--- Required work ---
Transcribe, word for word, every line from the one containing "Output a JSON" through the final line of the records, and omit the pictures.
━━ Material for this exercise ━━
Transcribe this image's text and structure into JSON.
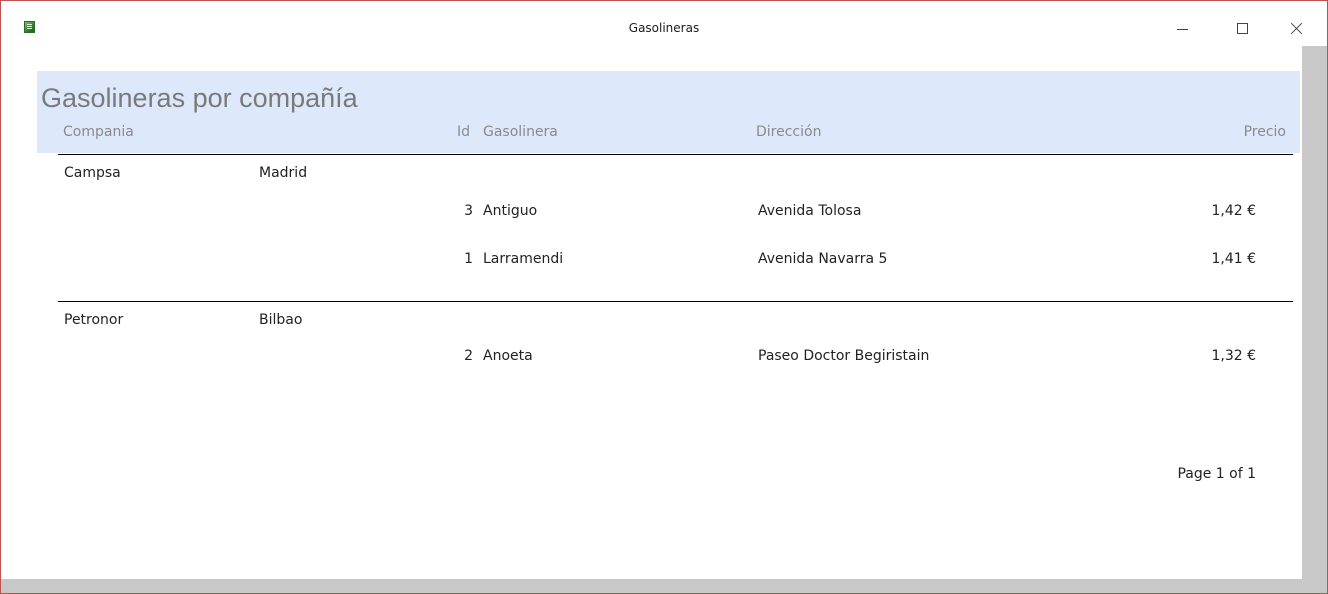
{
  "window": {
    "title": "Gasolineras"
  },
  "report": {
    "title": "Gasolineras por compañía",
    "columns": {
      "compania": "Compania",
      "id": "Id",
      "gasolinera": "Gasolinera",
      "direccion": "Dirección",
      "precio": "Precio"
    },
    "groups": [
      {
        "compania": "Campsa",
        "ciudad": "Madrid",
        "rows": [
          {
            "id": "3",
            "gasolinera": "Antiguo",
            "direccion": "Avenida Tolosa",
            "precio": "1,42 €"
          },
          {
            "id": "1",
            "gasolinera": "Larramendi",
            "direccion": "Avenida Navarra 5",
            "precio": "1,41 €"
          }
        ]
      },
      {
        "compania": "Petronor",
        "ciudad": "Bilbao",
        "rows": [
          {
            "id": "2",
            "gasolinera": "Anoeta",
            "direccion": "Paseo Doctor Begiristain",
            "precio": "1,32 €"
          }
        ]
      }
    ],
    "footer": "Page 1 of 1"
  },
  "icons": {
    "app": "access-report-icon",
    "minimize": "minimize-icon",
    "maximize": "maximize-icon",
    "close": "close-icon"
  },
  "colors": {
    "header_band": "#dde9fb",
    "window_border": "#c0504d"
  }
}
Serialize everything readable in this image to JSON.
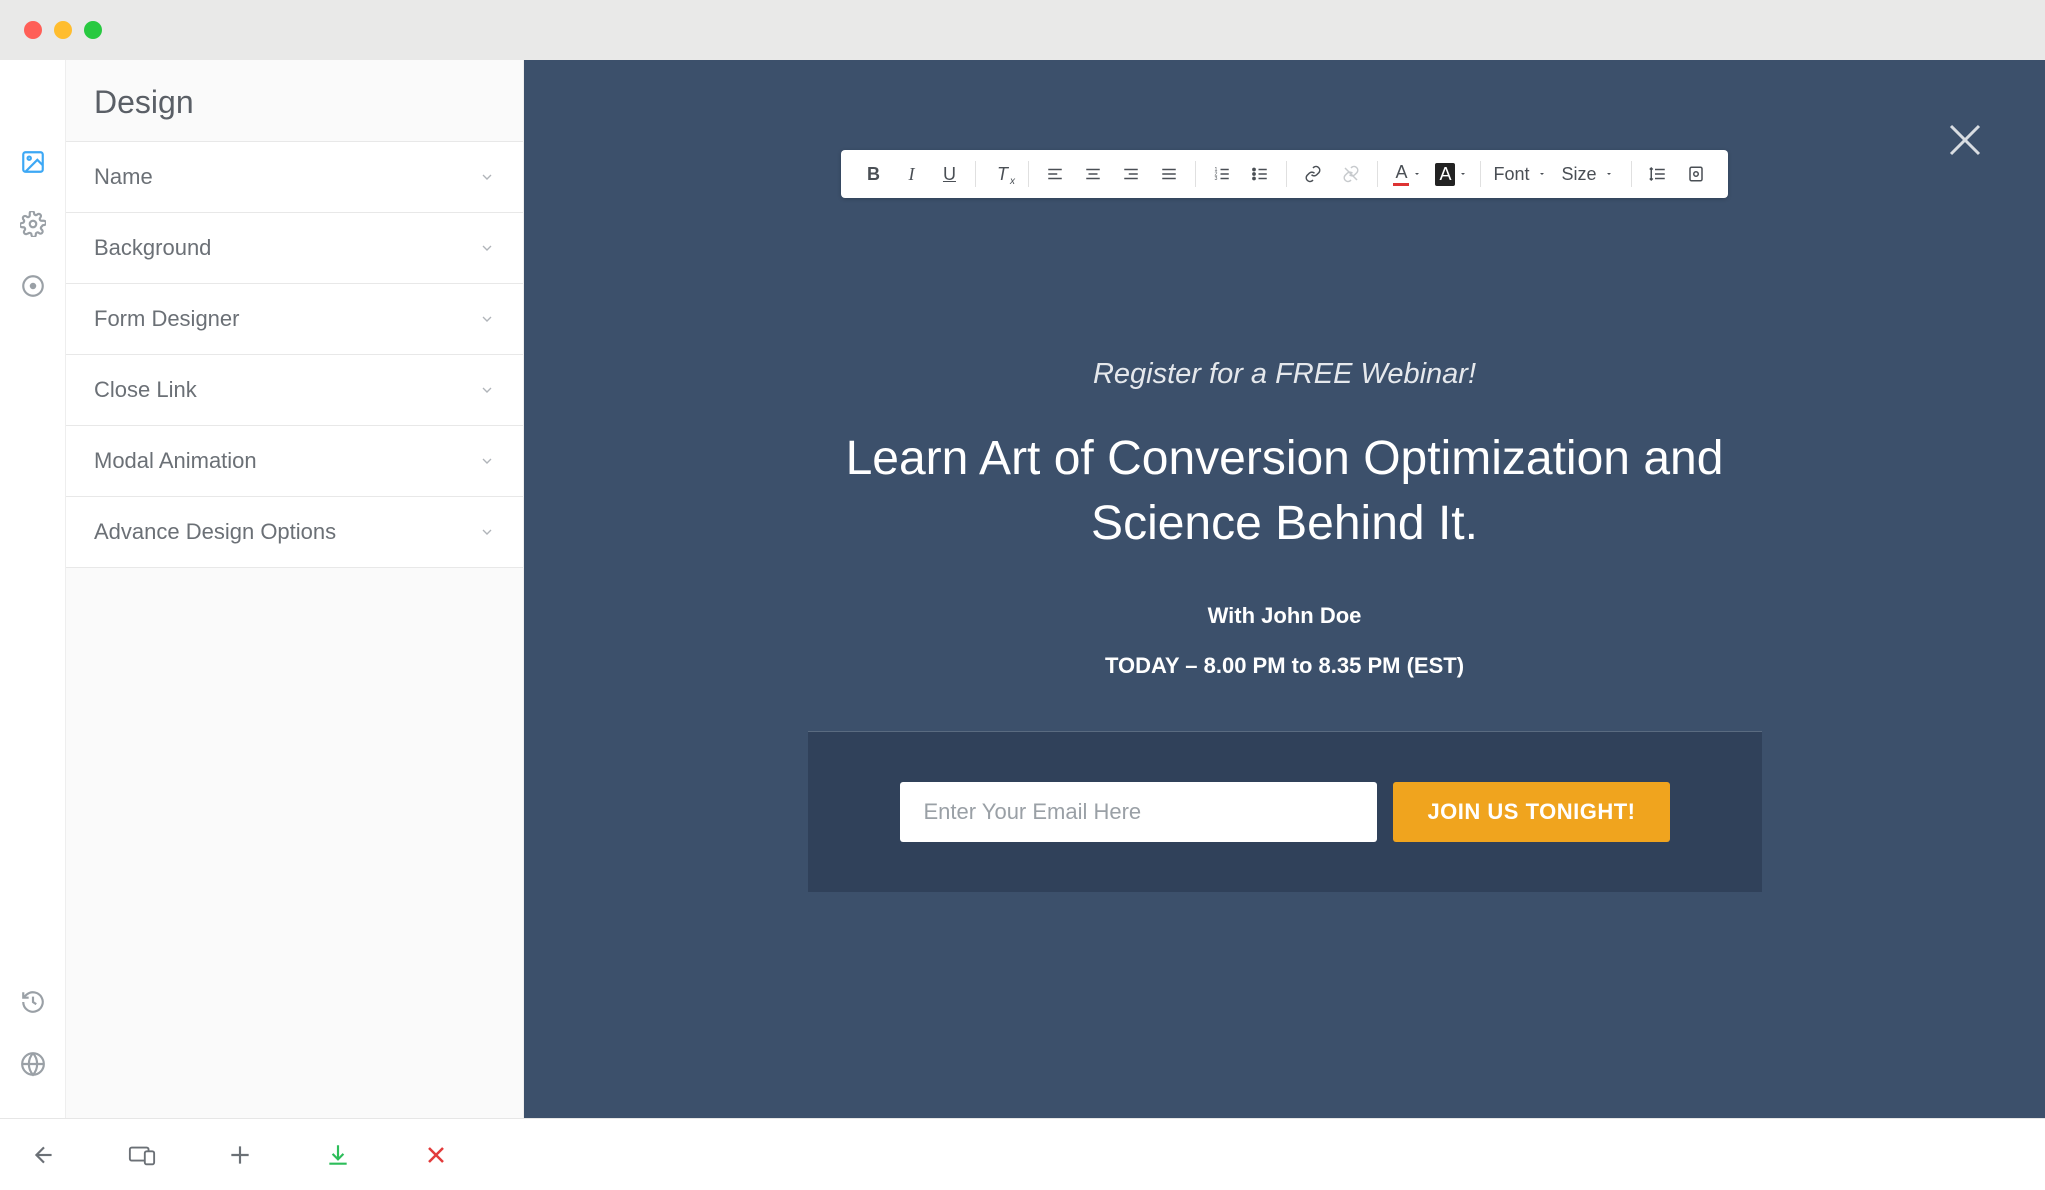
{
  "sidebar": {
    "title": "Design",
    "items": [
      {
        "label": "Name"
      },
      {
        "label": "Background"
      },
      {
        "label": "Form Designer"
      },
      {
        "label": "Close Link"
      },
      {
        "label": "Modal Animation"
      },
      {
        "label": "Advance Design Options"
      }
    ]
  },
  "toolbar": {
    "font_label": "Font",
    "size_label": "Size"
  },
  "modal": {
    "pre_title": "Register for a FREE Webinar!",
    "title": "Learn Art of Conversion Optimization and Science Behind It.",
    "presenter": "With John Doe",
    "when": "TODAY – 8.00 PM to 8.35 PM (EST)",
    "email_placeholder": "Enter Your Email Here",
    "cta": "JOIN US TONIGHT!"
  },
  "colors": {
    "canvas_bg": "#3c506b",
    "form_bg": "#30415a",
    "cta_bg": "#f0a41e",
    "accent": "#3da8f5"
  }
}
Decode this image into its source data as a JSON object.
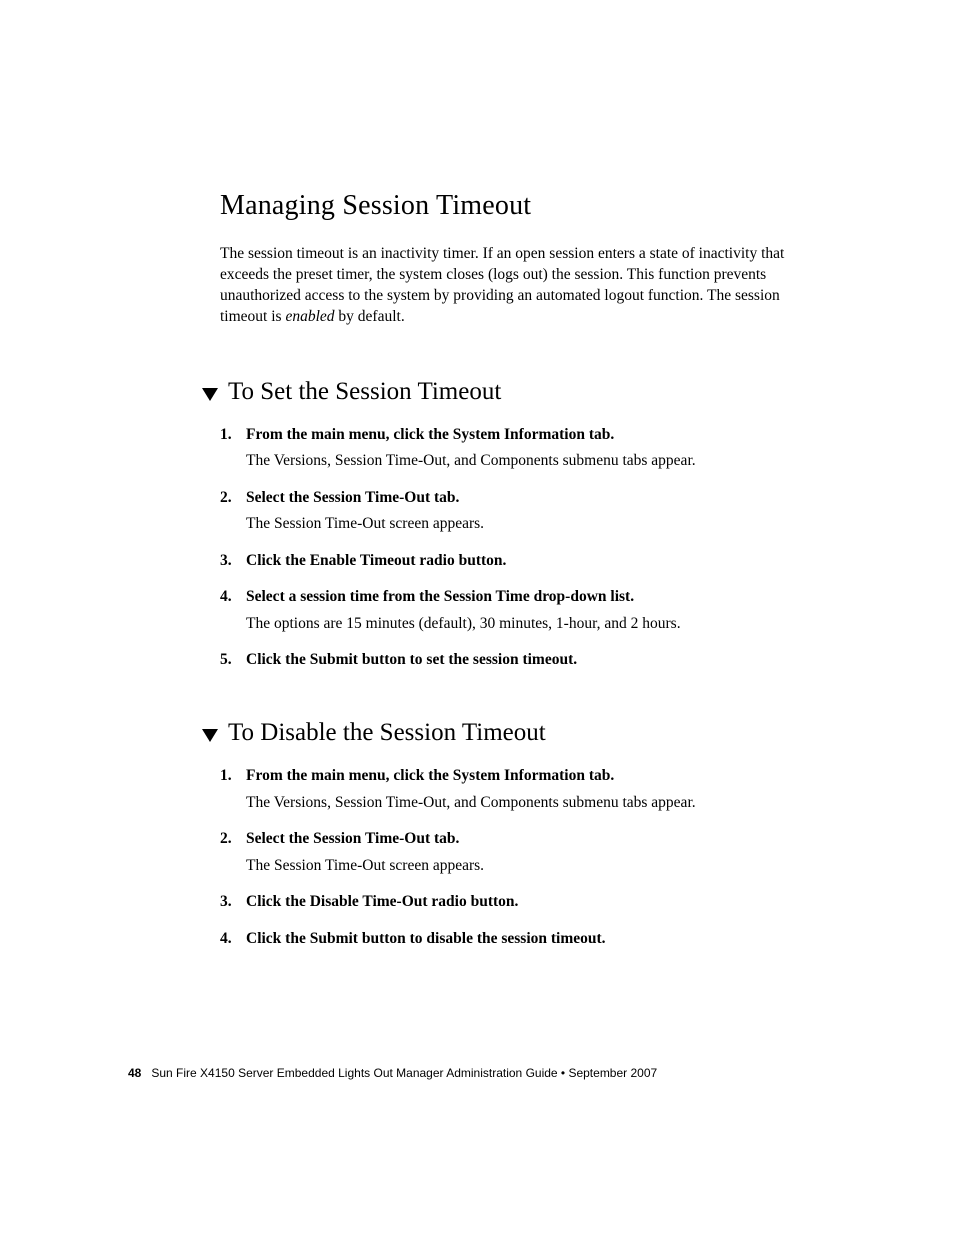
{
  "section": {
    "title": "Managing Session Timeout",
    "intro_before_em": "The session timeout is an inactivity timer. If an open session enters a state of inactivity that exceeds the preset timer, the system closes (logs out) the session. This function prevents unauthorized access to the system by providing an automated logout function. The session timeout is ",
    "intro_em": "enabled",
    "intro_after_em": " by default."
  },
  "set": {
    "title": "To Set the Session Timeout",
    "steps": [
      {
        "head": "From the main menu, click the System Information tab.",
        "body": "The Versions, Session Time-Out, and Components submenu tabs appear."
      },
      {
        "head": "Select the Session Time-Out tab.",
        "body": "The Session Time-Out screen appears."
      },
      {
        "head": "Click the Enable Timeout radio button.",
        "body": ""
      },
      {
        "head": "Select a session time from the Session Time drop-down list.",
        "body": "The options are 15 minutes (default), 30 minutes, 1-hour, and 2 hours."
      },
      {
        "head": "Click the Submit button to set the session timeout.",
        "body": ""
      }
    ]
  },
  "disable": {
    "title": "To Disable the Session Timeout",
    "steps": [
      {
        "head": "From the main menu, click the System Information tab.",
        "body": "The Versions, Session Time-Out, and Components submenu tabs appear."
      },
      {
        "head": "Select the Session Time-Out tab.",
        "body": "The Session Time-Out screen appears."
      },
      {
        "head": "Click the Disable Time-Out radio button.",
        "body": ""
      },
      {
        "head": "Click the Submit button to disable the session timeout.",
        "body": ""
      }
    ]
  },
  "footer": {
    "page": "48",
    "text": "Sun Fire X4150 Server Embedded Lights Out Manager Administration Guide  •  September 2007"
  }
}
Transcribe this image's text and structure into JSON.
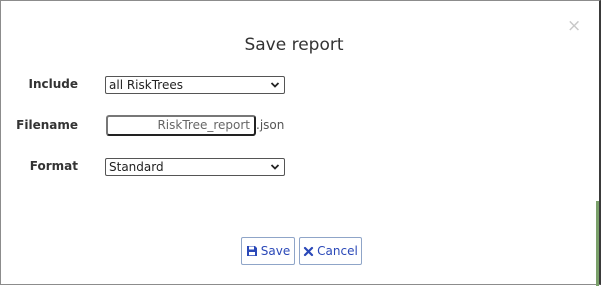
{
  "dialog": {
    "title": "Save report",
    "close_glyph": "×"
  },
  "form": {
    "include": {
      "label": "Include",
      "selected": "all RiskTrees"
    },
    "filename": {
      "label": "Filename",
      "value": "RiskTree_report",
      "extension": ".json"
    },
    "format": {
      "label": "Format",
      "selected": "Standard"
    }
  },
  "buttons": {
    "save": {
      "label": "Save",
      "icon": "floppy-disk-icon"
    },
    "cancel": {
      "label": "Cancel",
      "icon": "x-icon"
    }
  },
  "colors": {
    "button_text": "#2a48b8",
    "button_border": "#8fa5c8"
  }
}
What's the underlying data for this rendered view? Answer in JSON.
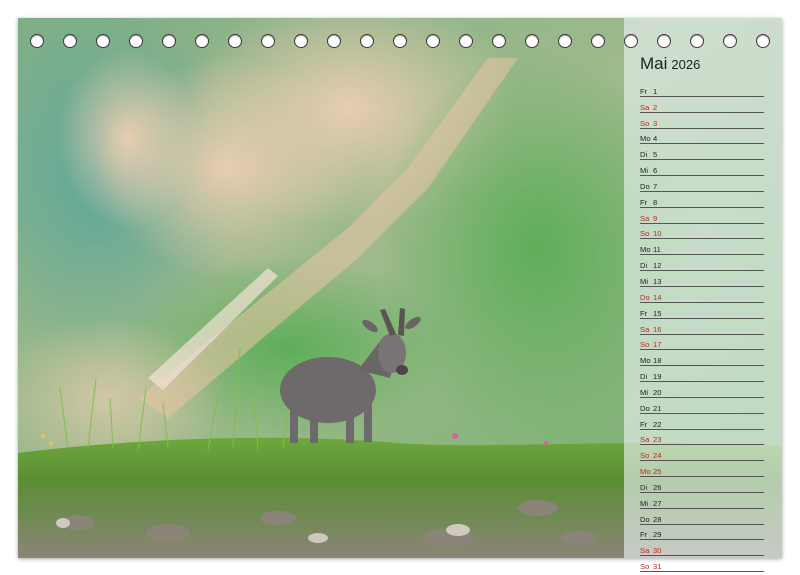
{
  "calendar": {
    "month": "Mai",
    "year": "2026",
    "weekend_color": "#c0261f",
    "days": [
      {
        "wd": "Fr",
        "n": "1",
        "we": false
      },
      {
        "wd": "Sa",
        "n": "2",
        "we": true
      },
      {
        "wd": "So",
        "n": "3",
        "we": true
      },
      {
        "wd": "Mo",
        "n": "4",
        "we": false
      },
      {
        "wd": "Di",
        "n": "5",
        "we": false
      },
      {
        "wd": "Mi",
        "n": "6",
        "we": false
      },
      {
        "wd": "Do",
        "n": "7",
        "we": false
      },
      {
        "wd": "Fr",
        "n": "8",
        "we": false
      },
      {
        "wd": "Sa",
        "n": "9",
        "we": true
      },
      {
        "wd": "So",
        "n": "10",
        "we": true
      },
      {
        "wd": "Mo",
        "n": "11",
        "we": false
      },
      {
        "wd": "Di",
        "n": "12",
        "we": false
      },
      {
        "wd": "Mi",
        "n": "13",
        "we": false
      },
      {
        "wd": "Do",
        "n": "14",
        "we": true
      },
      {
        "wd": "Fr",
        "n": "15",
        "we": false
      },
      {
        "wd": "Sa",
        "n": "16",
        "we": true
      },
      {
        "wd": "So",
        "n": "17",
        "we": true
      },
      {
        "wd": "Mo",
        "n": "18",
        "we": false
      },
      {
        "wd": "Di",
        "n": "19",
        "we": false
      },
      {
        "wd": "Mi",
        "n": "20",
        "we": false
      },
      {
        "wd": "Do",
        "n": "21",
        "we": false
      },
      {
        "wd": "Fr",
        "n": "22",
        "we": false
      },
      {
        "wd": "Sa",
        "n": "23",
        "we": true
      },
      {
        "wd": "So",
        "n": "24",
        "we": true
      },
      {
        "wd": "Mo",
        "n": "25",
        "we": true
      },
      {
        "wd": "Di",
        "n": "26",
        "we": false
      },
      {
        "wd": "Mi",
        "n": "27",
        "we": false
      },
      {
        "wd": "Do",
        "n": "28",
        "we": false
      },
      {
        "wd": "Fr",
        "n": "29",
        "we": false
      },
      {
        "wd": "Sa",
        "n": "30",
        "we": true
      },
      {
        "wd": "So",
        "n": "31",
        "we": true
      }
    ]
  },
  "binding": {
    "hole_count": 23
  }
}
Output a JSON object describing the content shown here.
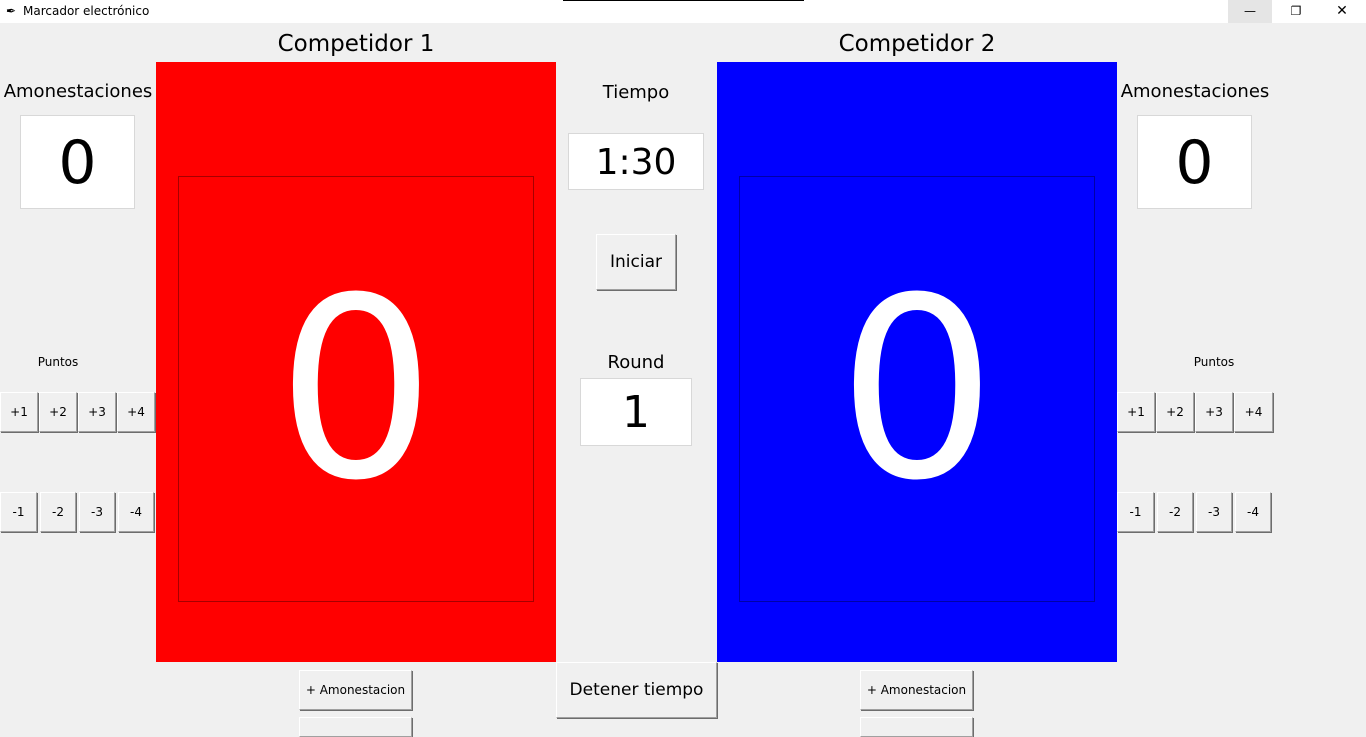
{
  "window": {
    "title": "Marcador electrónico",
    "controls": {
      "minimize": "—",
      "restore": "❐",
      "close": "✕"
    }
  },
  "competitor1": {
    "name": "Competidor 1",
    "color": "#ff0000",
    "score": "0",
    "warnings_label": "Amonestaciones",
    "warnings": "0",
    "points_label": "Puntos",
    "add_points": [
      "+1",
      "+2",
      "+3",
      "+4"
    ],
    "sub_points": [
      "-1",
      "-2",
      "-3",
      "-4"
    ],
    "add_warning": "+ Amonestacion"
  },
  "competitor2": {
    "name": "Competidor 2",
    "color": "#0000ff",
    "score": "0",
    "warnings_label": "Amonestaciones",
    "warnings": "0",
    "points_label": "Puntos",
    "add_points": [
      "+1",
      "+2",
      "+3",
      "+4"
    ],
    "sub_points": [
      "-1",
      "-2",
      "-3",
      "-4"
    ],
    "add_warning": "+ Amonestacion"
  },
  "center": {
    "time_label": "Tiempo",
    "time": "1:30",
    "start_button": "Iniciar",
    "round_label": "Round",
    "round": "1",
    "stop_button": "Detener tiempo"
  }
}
━━━
--- Result of this exercise ---
Output a JSON object describing the content shown here.
{
  "window": {
    "title": "Marcador electrónico",
    "controls": {
      "minimize": "—",
      "restore": "❐",
      "close": "✕"
    }
  },
  "competitor1": {
    "name": "Competidor 1",
    "color": "#ff0000",
    "score": "0",
    "warnings_label": "Amonestaciones",
    "warnings": "0",
    "points_label": "Puntos",
    "add_points": [
      "+1",
      "+2",
      "+3",
      "+4"
    ],
    "sub_points": [
      "-1",
      "-2",
      "-3",
      "-4"
    ],
    "add_warning": "+ Amonestacion"
  },
  "competitor2": {
    "name": "Competidor 2",
    "color": "#0000ff",
    "score": "0",
    "warnings_label": "Amonestaciones",
    "warnings": "0",
    "points_label": "Puntos",
    "add_points": [
      "+1",
      "+2",
      "+3",
      "+4"
    ],
    "sub_points": [
      "-1",
      "-2",
      "-3",
      "-4"
    ],
    "add_warning": "+ Amonestacion"
  },
  "center": {
    "time_label": "Tiempo",
    "time": "1:30",
    "start_button": "Iniciar",
    "round_label": "Round",
    "round": "1",
    "stop_button": "Detener tiempo"
  }
}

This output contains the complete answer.